** TO BE DONE **
Filter the entries below, keeping only lines with the word "from".

** INPUT MATERIAL **
Begin
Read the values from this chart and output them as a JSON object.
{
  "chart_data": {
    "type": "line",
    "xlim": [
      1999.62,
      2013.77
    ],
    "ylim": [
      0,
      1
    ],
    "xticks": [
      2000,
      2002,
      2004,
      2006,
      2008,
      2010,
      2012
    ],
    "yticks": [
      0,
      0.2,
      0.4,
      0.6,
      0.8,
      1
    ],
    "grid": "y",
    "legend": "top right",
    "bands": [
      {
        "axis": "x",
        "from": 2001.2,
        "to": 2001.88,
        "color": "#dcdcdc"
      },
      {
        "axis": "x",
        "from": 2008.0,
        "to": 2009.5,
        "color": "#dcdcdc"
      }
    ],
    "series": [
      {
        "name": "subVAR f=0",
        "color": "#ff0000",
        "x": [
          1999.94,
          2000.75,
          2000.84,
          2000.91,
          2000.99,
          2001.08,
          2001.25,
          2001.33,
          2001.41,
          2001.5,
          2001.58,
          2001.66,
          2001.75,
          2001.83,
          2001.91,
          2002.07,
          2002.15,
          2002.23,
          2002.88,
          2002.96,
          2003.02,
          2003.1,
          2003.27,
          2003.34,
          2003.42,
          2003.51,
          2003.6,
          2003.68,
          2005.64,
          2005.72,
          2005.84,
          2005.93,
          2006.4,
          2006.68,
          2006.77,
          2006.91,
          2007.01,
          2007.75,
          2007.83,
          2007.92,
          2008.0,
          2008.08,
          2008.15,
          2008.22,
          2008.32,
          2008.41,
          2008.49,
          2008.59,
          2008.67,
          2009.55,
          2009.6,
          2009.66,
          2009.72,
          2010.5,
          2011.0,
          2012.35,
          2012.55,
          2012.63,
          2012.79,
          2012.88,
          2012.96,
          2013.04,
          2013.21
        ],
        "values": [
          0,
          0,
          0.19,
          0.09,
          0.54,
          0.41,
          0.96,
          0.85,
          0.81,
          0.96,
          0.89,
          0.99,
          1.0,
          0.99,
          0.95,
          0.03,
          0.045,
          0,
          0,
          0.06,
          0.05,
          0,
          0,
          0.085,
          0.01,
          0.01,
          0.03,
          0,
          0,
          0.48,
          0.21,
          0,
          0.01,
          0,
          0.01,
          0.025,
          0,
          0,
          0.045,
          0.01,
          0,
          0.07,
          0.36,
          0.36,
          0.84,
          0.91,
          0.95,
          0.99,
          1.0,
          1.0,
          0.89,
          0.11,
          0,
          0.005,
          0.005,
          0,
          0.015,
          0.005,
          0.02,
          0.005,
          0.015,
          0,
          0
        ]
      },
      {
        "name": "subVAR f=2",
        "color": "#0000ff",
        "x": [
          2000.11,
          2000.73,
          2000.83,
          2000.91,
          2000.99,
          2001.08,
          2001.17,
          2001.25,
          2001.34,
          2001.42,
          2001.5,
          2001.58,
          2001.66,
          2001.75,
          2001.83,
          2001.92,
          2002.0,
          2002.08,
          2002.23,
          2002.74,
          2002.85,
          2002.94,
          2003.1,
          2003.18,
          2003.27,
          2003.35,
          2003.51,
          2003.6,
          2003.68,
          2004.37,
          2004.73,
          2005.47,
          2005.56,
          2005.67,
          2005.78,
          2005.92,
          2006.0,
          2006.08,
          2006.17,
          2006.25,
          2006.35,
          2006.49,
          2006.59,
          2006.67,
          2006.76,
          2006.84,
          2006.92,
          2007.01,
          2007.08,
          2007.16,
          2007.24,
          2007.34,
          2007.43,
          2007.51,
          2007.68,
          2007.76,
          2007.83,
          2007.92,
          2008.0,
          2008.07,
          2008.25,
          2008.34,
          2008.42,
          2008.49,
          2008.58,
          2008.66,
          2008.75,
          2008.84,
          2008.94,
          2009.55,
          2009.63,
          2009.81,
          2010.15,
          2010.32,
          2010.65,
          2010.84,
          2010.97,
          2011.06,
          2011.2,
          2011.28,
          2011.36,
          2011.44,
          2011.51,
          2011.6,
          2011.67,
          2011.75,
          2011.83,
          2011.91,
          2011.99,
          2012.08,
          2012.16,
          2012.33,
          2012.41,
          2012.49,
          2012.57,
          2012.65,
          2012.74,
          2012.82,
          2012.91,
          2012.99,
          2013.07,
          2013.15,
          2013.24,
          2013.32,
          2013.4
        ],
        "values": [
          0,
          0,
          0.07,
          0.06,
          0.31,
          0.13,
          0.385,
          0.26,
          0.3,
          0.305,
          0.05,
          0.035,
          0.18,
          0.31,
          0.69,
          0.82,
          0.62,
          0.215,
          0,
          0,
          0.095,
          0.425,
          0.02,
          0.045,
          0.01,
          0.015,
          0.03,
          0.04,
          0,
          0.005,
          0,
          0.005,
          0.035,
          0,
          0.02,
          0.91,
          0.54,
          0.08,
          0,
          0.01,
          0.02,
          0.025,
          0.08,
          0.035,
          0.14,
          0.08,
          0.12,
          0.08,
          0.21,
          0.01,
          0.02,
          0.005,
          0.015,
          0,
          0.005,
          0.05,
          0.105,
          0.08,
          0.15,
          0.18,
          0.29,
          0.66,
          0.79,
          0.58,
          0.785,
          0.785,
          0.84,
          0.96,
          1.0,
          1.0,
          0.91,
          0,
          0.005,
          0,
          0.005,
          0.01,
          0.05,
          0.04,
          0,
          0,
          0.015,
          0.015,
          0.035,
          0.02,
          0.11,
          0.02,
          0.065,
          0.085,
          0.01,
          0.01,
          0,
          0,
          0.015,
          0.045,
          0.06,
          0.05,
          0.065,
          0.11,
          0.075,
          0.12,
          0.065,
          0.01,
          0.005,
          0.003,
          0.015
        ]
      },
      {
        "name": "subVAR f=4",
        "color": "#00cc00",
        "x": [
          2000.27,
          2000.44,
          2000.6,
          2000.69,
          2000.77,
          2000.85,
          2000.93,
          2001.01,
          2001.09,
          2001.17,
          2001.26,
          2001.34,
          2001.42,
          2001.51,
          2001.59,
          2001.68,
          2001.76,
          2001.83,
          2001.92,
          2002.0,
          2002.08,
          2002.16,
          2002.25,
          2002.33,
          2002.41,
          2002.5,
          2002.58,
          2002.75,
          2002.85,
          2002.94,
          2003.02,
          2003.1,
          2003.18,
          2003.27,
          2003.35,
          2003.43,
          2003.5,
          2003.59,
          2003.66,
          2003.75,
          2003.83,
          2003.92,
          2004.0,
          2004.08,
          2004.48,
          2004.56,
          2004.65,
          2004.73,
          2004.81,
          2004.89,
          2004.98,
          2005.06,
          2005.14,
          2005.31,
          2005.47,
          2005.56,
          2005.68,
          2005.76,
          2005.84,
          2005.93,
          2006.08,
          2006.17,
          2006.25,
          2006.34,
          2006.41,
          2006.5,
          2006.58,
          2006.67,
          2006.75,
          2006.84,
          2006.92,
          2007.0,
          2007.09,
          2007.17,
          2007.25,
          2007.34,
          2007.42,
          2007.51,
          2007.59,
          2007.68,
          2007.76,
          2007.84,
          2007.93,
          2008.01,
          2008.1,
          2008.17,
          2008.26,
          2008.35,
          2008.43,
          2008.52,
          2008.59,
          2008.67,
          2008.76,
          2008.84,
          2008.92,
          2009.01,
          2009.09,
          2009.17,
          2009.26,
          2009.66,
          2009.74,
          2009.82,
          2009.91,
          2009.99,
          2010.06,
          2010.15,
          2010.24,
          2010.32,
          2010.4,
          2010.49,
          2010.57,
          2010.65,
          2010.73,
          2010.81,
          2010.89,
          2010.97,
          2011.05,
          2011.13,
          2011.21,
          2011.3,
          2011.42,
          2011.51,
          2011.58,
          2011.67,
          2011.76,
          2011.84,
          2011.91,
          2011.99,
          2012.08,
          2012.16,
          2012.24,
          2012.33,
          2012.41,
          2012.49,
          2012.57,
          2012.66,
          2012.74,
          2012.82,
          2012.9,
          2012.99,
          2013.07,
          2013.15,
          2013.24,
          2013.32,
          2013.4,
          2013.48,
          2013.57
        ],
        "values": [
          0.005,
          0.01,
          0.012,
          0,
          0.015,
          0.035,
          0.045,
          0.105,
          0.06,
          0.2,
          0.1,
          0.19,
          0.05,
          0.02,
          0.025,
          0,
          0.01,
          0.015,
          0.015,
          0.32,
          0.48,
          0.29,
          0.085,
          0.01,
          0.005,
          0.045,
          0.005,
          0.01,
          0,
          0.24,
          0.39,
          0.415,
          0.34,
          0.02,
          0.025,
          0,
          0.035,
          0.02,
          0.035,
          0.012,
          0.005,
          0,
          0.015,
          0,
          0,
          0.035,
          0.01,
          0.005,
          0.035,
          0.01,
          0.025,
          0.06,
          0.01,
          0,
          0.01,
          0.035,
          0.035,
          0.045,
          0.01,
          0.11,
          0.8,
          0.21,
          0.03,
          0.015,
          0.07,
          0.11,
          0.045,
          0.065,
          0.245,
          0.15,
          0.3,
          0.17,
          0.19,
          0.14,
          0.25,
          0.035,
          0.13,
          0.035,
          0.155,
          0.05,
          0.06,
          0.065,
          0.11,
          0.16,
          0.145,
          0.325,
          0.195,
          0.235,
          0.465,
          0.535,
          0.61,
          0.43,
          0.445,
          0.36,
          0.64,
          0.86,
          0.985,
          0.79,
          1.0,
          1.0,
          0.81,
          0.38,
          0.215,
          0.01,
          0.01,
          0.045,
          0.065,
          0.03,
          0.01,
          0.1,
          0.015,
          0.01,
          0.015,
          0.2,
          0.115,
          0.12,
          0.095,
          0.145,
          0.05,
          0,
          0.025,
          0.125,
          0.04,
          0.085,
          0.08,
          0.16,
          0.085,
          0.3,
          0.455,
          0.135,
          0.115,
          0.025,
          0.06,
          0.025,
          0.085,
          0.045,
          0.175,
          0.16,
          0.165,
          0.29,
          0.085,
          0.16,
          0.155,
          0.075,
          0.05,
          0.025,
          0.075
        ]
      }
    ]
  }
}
End
** FINISHED ANSWER **
Read the values from this chart and output them as a JSON object.
        "from": 2001.2,
        "from": 2008.0,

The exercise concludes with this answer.